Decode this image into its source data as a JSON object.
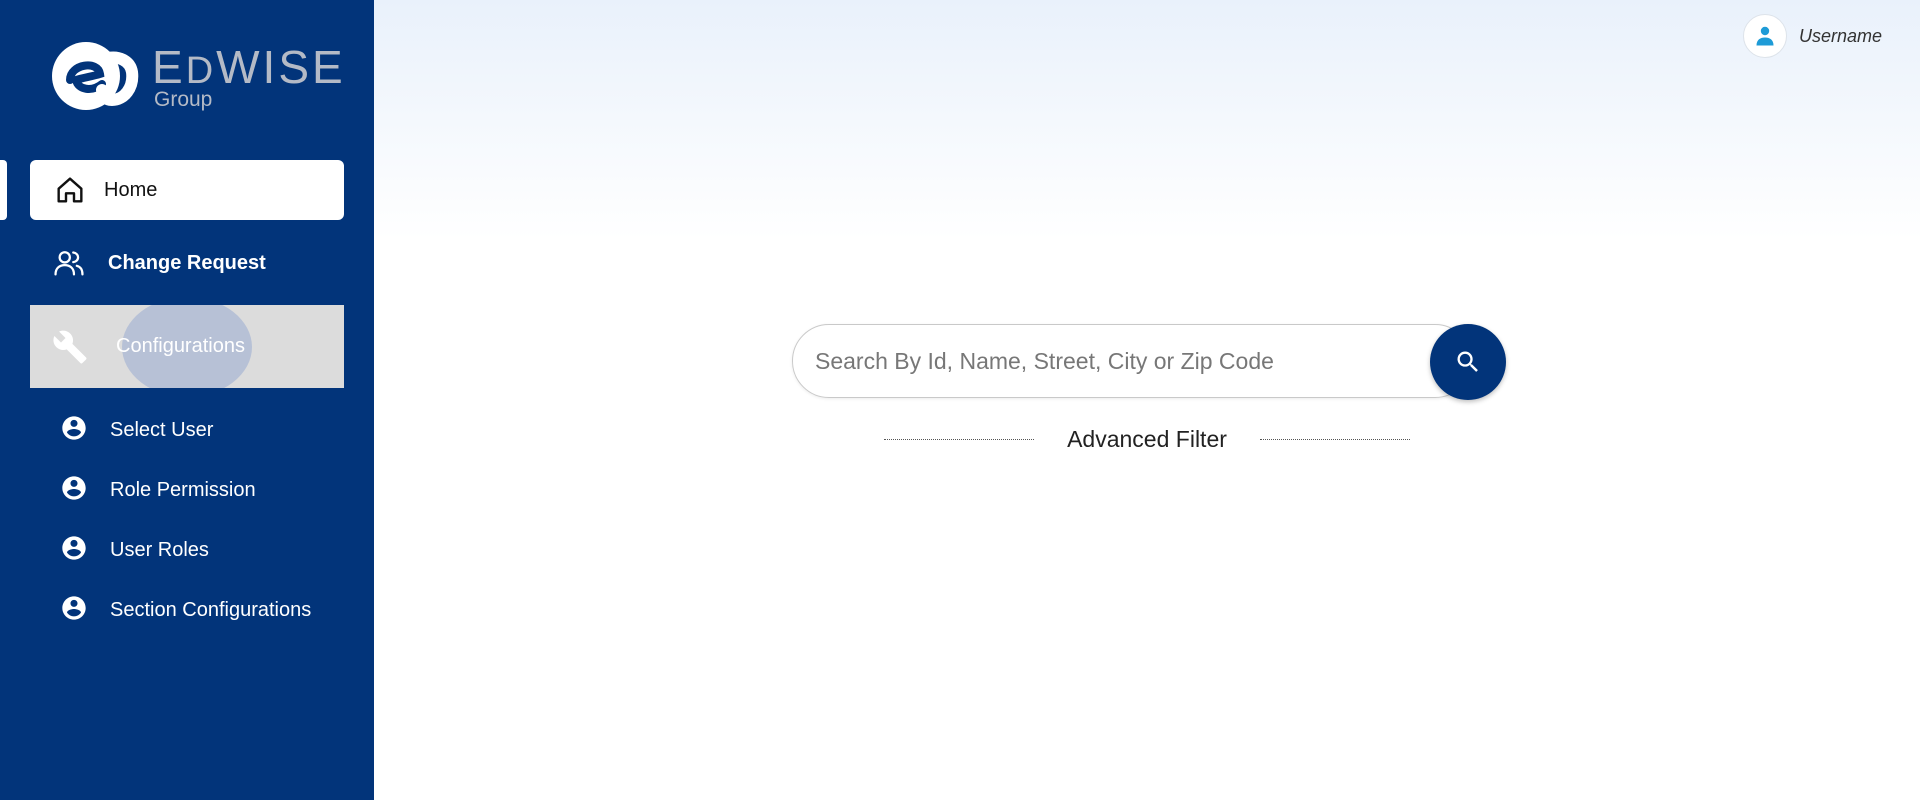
{
  "brand": {
    "name_first": "E",
    "name_d": "D",
    "name_rest": "WISE",
    "sub": "Group"
  },
  "sidebar": {
    "home": {
      "label": "Home",
      "icon": "home-icon"
    },
    "change_request": {
      "label": "Change Request",
      "icon": "users-icon"
    },
    "configurations": {
      "label": "Configurations",
      "icon": "wrench-icon"
    },
    "sub_items": [
      {
        "label": "Select User",
        "icon": "account-circle-icon"
      },
      {
        "label": "Role Permission",
        "icon": "account-circle-icon"
      },
      {
        "label": "User Roles",
        "icon": "account-circle-icon"
      },
      {
        "label": "Section Configurations",
        "icon": "account-circle-icon"
      }
    ]
  },
  "header": {
    "username": "Username"
  },
  "search": {
    "placeholder": "Search By Id, Name, Street, City or Zip Code",
    "value": ""
  },
  "advanced_filter": {
    "label": "Advanced Filter"
  },
  "colors": {
    "sidebar_bg": "#02347a",
    "accent": "#02347a",
    "avatar_icon": "#1e9bd7",
    "config_active_bg": "#dcdcdc"
  }
}
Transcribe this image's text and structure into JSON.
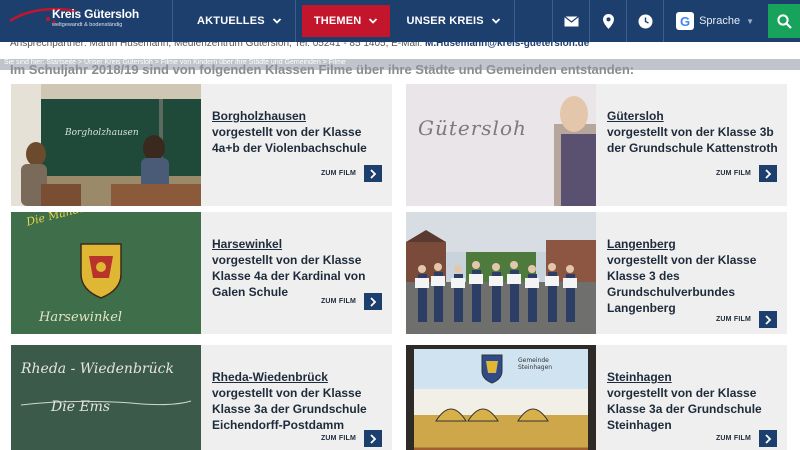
{
  "header": {
    "logo_title": "Kreis Gütersloh",
    "logo_subtitle": "weltgewandt & bodenständig",
    "nav": [
      {
        "label": "AKTUELLES"
      },
      {
        "label": "THEMEN"
      },
      {
        "label": "UNSER KREIS"
      }
    ],
    "language_label": "Sprache",
    "icons": [
      "envelope-icon",
      "location-pin-icon",
      "clock-icon",
      "google-icon",
      "search-icon"
    ],
    "colors": {
      "navy": "#1d3f6e",
      "active_red": "#c3162c",
      "search_green": "#17a35b"
    }
  },
  "contact": {
    "text": "Ansprechpartner: Martin Husemann, Medienzentrum Gütersloh, Tel: 05241 - 85 1405, E-Mail: ",
    "email": "M.Husemann@kreis-guetersloh.de"
  },
  "breadcrumb": "Sie sind hier: Startseite > Unser Kreis Gütersloh > Filme von Kindern über ihre Städte und Gemeinden > Filme",
  "section_heading": "Im Schuljahr 2018/19 sind von folgenden Klassen Filme über ihre Städte und Gemeinden entstanden:",
  "film_link_label": "ZUM FILM",
  "cards": [
    {
      "place": "Borgholzhausen",
      "description": "vorgestellt von der Klasse 4a+b der Violenbachschule",
      "thumb_text": "Borgholzhausen"
    },
    {
      "place": "Gütersloh",
      "description": "vorgestellt von der Klasse 3b der Grundschule Kattenstroth",
      "thumb_text": "Gütersloh"
    },
    {
      "place": "Harsewinkel",
      "description": "vorgestellt von der Klasse Klasse 4a der Kardinal von Galen Schule",
      "thumb_text": "Die Mähdrescherstadt",
      "thumb_text2": "Harsewinkel"
    },
    {
      "place": "Langenberg",
      "description": "vorgestellt von der Klasse Klasse 3 des Grundschulverbundes Langenberg",
      "thumb_text": ""
    },
    {
      "place": "Rheda-Wiedenbrück",
      "description": "vorgestellt von der Klasse Klasse 3a der Grundschule Eichendorff-Postdamm",
      "thumb_text": "Rheda - Wiedenbrück",
      "thumb_text2": "Die Ems"
    },
    {
      "place": "Steinhagen",
      "description": "vorgestellt von der Klasse Klasse 3a der Grundschule Steinhagen",
      "thumb_text": "Gemeinde Steinhagen"
    }
  ]
}
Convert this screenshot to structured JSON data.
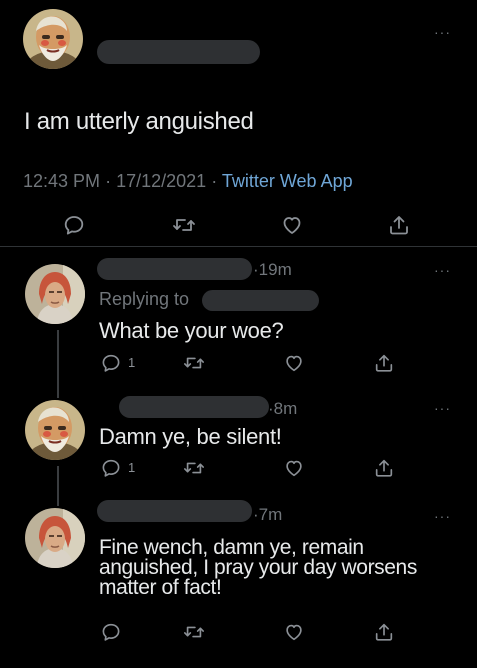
{
  "main_tweet": {
    "text": "I am utterly anguished",
    "time": "12:43 PM",
    "sep1": "·",
    "date": "17/12/2021",
    "sep2": "·",
    "source": "Twitter Web App",
    "more": "···"
  },
  "replies": [
    {
      "age_dot": "·",
      "age": "19m",
      "replying_to_label": "Replying to",
      "text": "What be your woe?",
      "reply_count": "1",
      "more": "···"
    },
    {
      "age_dot": "·",
      "age": "8m",
      "text": "Damn ye, be silent!",
      "reply_count": "1",
      "more": "···"
    },
    {
      "age_dot": "·",
      "age": "7m",
      "text_lines": [
        "Fine wench, damn ye, remain",
        "anguished, I pray your day worsens",
        "matter of fact!"
      ],
      "more": "···"
    }
  ],
  "colors": {
    "background": "#000000",
    "text": "#e7e9ea",
    "secondary": "#71767b",
    "link": "#1d9bf0",
    "redaction": "#2e3033"
  },
  "icons": [
    "reply-icon",
    "retweet-icon",
    "like-icon",
    "share-icon",
    "more-icon"
  ]
}
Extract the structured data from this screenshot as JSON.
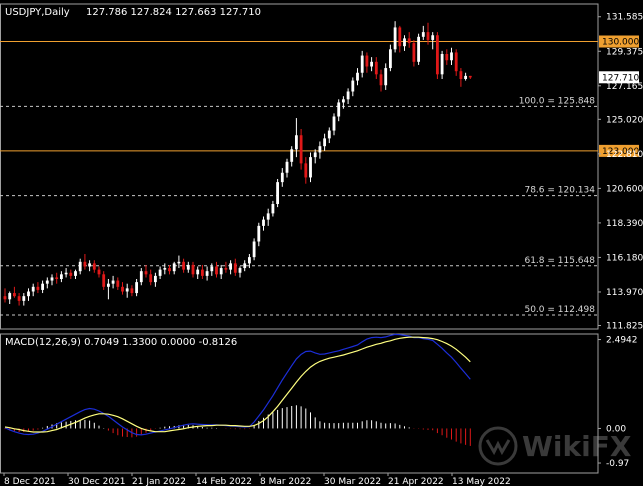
{
  "header": {
    "title": "USDJPY,Daily",
    "ohlc": "127.786 127.824 127.663 127.710"
  },
  "macd_header": "MACD(12,26,9) 0.7049 1.3300 0.0000 -0.8126",
  "watermark": "WikiFX",
  "colors": {
    "background": "#000000",
    "bull": "#ffffff",
    "bear": "#e01818",
    "hline": "#f0a030",
    "grid": "#a0a0a0",
    "macd_line": "#1c2ed8",
    "signal_line": "#ffff80",
    "hist_pos": "#ffffff",
    "hist_neg": "#e01818",
    "price_tag": "#f0a030"
  },
  "chart_data": [
    {
      "type": "candlestick",
      "symbol": "USDJPY",
      "timeframe": "Daily",
      "ylim": [
        111.6,
        132.4
      ],
      "y_ticks": [
        "131.585",
        "129.375",
        "127.165",
        "125.020",
        "122.810",
        "120.600",
        "118.390",
        "116.180",
        "113.970",
        "111.825"
      ],
      "x_ticks": [
        "8 Dec 2021",
        "30 Dec 2021",
        "21 Jan 2022",
        "14 Feb 2022",
        "8 Mar 2022",
        "30 Mar 2022",
        "21 Apr 2022",
        "13 May 2022"
      ],
      "current_price": "127.710",
      "horizontal_lines": [
        {
          "value": 130.0,
          "label": "130.000",
          "style": "solid"
        },
        {
          "value": 123.0,
          "label": "123.000",
          "style": "solid"
        }
      ],
      "fib_levels": [
        {
          "value": 125.848,
          "label": "100.0 = 125.848"
        },
        {
          "value": 120.134,
          "label": "78.6 = 120.134"
        },
        {
          "value": 115.648,
          "label": "61.8 = 115.648"
        },
        {
          "value": 112.498,
          "label": "50.0 = 112.498"
        }
      ],
      "candles": [
        [
          113.7,
          114.2,
          113.3,
          113.5
        ],
        [
          113.5,
          114.0,
          113.2,
          113.9
        ],
        [
          113.9,
          114.3,
          113.6,
          113.7
        ],
        [
          113.7,
          113.9,
          113.1,
          113.4
        ],
        [
          113.4,
          113.9,
          113.1,
          113.7
        ],
        [
          113.7,
          114.2,
          113.4,
          114.0
        ],
        [
          114.0,
          114.5,
          113.7,
          114.3
        ],
        [
          114.3,
          114.6,
          113.9,
          114.1
        ],
        [
          114.1,
          114.7,
          113.9,
          114.5
        ],
        [
          114.5,
          114.9,
          114.2,
          114.7
        ],
        [
          114.7,
          115.1,
          114.4,
          114.9
        ],
        [
          114.9,
          115.2,
          114.5,
          114.8
        ],
        [
          114.8,
          115.3,
          114.6,
          115.1
        ],
        [
          115.1,
          115.5,
          114.9,
          115.2
        ],
        [
          115.2,
          115.4,
          114.8,
          115.0
        ],
        [
          115.0,
          115.4,
          114.8,
          115.3
        ],
        [
          115.3,
          116.1,
          115.1,
          115.9
        ],
        [
          115.9,
          116.4,
          115.4,
          115.6
        ],
        [
          115.6,
          116.0,
          115.3,
          115.8
        ],
        [
          115.8,
          116.0,
          115.2,
          115.4
        ],
        [
          115.4,
          115.6,
          114.9,
          115.1
        ],
        [
          115.1,
          115.3,
          114.1,
          114.3
        ],
        [
          114.3,
          114.8,
          113.5,
          114.5
        ],
        [
          114.5,
          115.0,
          114.2,
          114.7
        ],
        [
          114.7,
          114.9,
          114.1,
          114.3
        ],
        [
          114.3,
          114.6,
          113.8,
          114.0
        ],
        [
          114.0,
          114.5,
          113.6,
          114.2
        ],
        [
          114.2,
          114.4,
          113.7,
          113.9
        ],
        [
          113.9,
          114.8,
          113.7,
          114.6
        ],
        [
          114.6,
          115.5,
          114.4,
          115.3
        ],
        [
          115.3,
          115.7,
          114.9,
          115.1
        ],
        [
          115.1,
          115.4,
          114.4,
          114.6
        ],
        [
          114.6,
          115.2,
          114.3,
          115.0
        ],
        [
          115.0,
          115.6,
          114.8,
          115.4
        ],
        [
          115.4,
          115.8,
          115.1,
          115.5
        ],
        [
          115.5,
          115.7,
          115.1,
          115.3
        ],
        [
          115.3,
          115.9,
          115.1,
          115.8
        ],
        [
          115.8,
          116.3,
          115.5,
          115.9
        ],
        [
          115.9,
          116.1,
          115.2,
          115.4
        ],
        [
          115.4,
          115.9,
          115.2,
          115.7
        ],
        [
          115.7,
          115.9,
          114.9,
          115.1
        ],
        [
          115.1,
          115.6,
          114.8,
          115.4
        ],
        [
          115.4,
          115.7,
          114.8,
          115.0
        ],
        [
          115.0,
          115.6,
          114.7,
          115.3
        ],
        [
          115.3,
          115.8,
          115.0,
          115.6
        ],
        [
          115.6,
          115.9,
          114.9,
          115.1
        ],
        [
          115.1,
          115.7,
          114.8,
          115.5
        ],
        [
          115.5,
          115.9,
          115.2,
          115.4
        ],
        [
          115.4,
          116.0,
          115.1,
          115.8
        ],
        [
          115.8,
          116.1,
          115.0,
          115.2
        ],
        [
          115.2,
          115.6,
          114.9,
          115.5
        ],
        [
          115.5,
          116.0,
          115.3,
          115.8
        ],
        [
          115.8,
          116.4,
          115.5,
          116.2
        ],
        [
          116.2,
          117.4,
          116.0,
          117.2
        ],
        [
          117.2,
          118.4,
          116.9,
          118.2
        ],
        [
          118.2,
          118.8,
          117.9,
          118.6
        ],
        [
          118.6,
          119.3,
          118.2,
          119.0
        ],
        [
          119.0,
          119.8,
          118.8,
          119.6
        ],
        [
          119.6,
          121.2,
          119.4,
          121.0
        ],
        [
          121.0,
          121.9,
          120.7,
          121.6
        ],
        [
          121.6,
          122.5,
          121.3,
          122.3
        ],
        [
          122.3,
          123.3,
          122.0,
          123.1
        ],
        [
          123.1,
          125.1,
          122.6,
          124.0
        ],
        [
          124.0,
          124.4,
          121.8,
          122.2
        ],
        [
          122.2,
          122.6,
          120.9,
          121.3
        ],
        [
          121.3,
          122.9,
          121.0,
          122.6
        ],
        [
          122.6,
          123.1,
          122.2,
          122.9
        ],
        [
          122.9,
          123.6,
          122.5,
          123.3
        ],
        [
          123.3,
          124.1,
          123.0,
          123.8
        ],
        [
          123.8,
          124.5,
          123.5,
          124.3
        ],
        [
          124.3,
          125.4,
          124.0,
          125.2
        ],
        [
          125.2,
          126.3,
          124.9,
          126.1
        ],
        [
          126.1,
          126.5,
          125.7,
          126.3
        ],
        [
          126.3,
          127.0,
          126.0,
          126.8
        ],
        [
          126.8,
          127.7,
          126.5,
          127.5
        ],
        [
          127.5,
          128.3,
          127.2,
          128.0
        ],
        [
          128.0,
          129.4,
          127.7,
          129.1
        ],
        [
          129.1,
          129.3,
          128.0,
          128.4
        ],
        [
          128.4,
          129.0,
          128.1,
          128.7
        ],
        [
          128.7,
          129.0,
          127.6,
          127.9
        ],
        [
          127.9,
          128.2,
          126.8,
          127.2
        ],
        [
          127.2,
          128.6,
          126.9,
          128.3
        ],
        [
          128.3,
          129.8,
          128.1,
          129.5
        ],
        [
          129.5,
          131.3,
          129.3,
          130.9
        ],
        [
          130.9,
          131.0,
          129.3,
          129.7
        ],
        [
          129.7,
          130.4,
          129.4,
          130.2
        ],
        [
          130.2,
          130.6,
          129.6,
          129.9
        ],
        [
          129.9,
          130.1,
          128.4,
          128.7
        ],
        [
          128.7,
          130.5,
          128.5,
          130.3
        ],
        [
          130.3,
          131.0,
          130.1,
          130.6
        ],
        [
          130.6,
          131.2,
          129.8,
          130.1
        ],
        [
          130.1,
          130.6,
          129.5,
          130.4
        ],
        [
          130.4,
          130.6,
          127.6,
          127.9
        ],
        [
          127.9,
          129.4,
          127.6,
          129.2
        ],
        [
          129.2,
          129.5,
          128.5,
          128.8
        ],
        [
          128.8,
          129.6,
          128.5,
          129.3
        ],
        [
          129.3,
          129.5,
          127.8,
          128.1
        ],
        [
          128.1,
          128.3,
          127.1,
          127.6
        ],
        [
          127.6,
          128.0,
          127.5,
          127.8
        ],
        [
          127.8,
          127.8,
          127.6,
          127.7
        ]
      ]
    },
    {
      "type": "macd",
      "params": "12,26,9",
      "ylim": [
        -1.25,
        2.65
      ],
      "y_ticks": [
        "2.4942",
        "0.00",
        "-0.97"
      ],
      "macd": [
        0.02,
        -0.04,
        -0.09,
        -0.13,
        -0.16,
        -0.17,
        -0.16,
        -0.13,
        -0.08,
        -0.02,
        0.05,
        0.12,
        0.19,
        0.26,
        0.33,
        0.4,
        0.47,
        0.53,
        0.56,
        0.54,
        0.49,
        0.42,
        0.34,
        0.24,
        0.14,
        0.04,
        -0.04,
        -0.12,
        -0.17,
        -0.18,
        -0.16,
        -0.13,
        -0.1,
        -0.07,
        -0.04,
        -0.01,
        0.02,
        0.06,
        0.09,
        0.12,
        0.13,
        0.12,
        0.11,
        0.1,
        0.1,
        0.1,
        0.09,
        0.08,
        0.07,
        0.06,
        0.05,
        0.04,
        0.05,
        0.18,
        0.35,
        0.52,
        0.72,
        0.92,
        1.14,
        1.36,
        1.56,
        1.76,
        1.95,
        2.08,
        2.16,
        2.17,
        2.12,
        2.08,
        2.09,
        2.12,
        2.15,
        2.18,
        2.22,
        2.26,
        2.3,
        2.34,
        2.43,
        2.51,
        2.55,
        2.56,
        2.55,
        2.57,
        2.61,
        2.64,
        2.63,
        2.61,
        2.59,
        2.55,
        2.55,
        2.52,
        2.5,
        2.47,
        2.36,
        2.25,
        2.12,
        2.0,
        1.85,
        1.69,
        1.54,
        1.38
      ],
      "signal": [
        0.04,
        0.02,
        -0.01,
        -0.03,
        -0.06,
        -0.08,
        -0.1,
        -0.1,
        -0.1,
        -0.09,
        -0.06,
        -0.03,
        0.02,
        0.07,
        0.12,
        0.17,
        0.23,
        0.29,
        0.34,
        0.38,
        0.41,
        0.41,
        0.4,
        0.37,
        0.33,
        0.27,
        0.2,
        0.13,
        0.06,
        0.0,
        -0.04,
        -0.07,
        -0.09,
        -0.09,
        -0.09,
        -0.07,
        -0.05,
        -0.03,
        -0.01,
        0.02,
        0.04,
        0.06,
        0.07,
        0.08,
        0.08,
        0.09,
        0.09,
        0.09,
        0.08,
        0.08,
        0.07,
        0.06,
        0.06,
        0.08,
        0.14,
        0.22,
        0.33,
        0.47,
        0.62,
        0.79,
        0.96,
        1.13,
        1.3,
        1.46,
        1.6,
        1.72,
        1.81,
        1.88,
        1.93,
        1.97,
        2.0,
        2.03,
        2.06,
        2.1,
        2.14,
        2.18,
        2.23,
        2.28,
        2.32,
        2.36,
        2.39,
        2.43,
        2.46,
        2.5,
        2.53,
        2.55,
        2.56,
        2.56,
        2.56,
        2.55,
        2.54,
        2.52,
        2.49,
        2.44,
        2.38,
        2.31,
        2.22,
        2.11,
        2.0,
        1.87
      ],
      "histogram": [
        -0.02,
        -0.06,
        -0.08,
        -0.1,
        -0.1,
        -0.09,
        -0.06,
        -0.03,
        0.02,
        0.07,
        0.11,
        0.15,
        0.17,
        0.19,
        0.21,
        0.23,
        0.24,
        0.24,
        0.22,
        0.16,
        0.08,
        0.01,
        -0.06,
        -0.13,
        -0.19,
        -0.23,
        -0.24,
        -0.25,
        -0.23,
        -0.18,
        -0.12,
        -0.06,
        -0.01,
        0.02,
        0.05,
        0.06,
        0.07,
        0.09,
        0.1,
        0.1,
        0.09,
        0.06,
        0.04,
        0.02,
        0.02,
        0.01,
        0.0,
        -0.01,
        -0.01,
        -0.02,
        -0.02,
        -0.02,
        -0.01,
        0.1,
        0.21,
        0.3,
        0.39,
        0.45,
        0.52,
        0.57,
        0.6,
        0.63,
        0.65,
        0.62,
        0.56,
        0.45,
        0.31,
        0.2,
        0.16,
        0.15,
        0.15,
        0.15,
        0.16,
        0.16,
        0.16,
        0.16,
        0.2,
        0.23,
        0.23,
        0.2,
        0.16,
        0.14,
        0.15,
        0.14,
        0.1,
        0.06,
        0.03,
        -0.01,
        -0.01,
        -0.03,
        -0.04,
        -0.05,
        -0.13,
        -0.19,
        -0.26,
        -0.31,
        -0.37,
        -0.42,
        -0.46,
        -0.49
      ]
    }
  ]
}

Written problem: In the material above, tally every line with the string "Gütersloh" in it, then give that number alone.

Expected answer: 5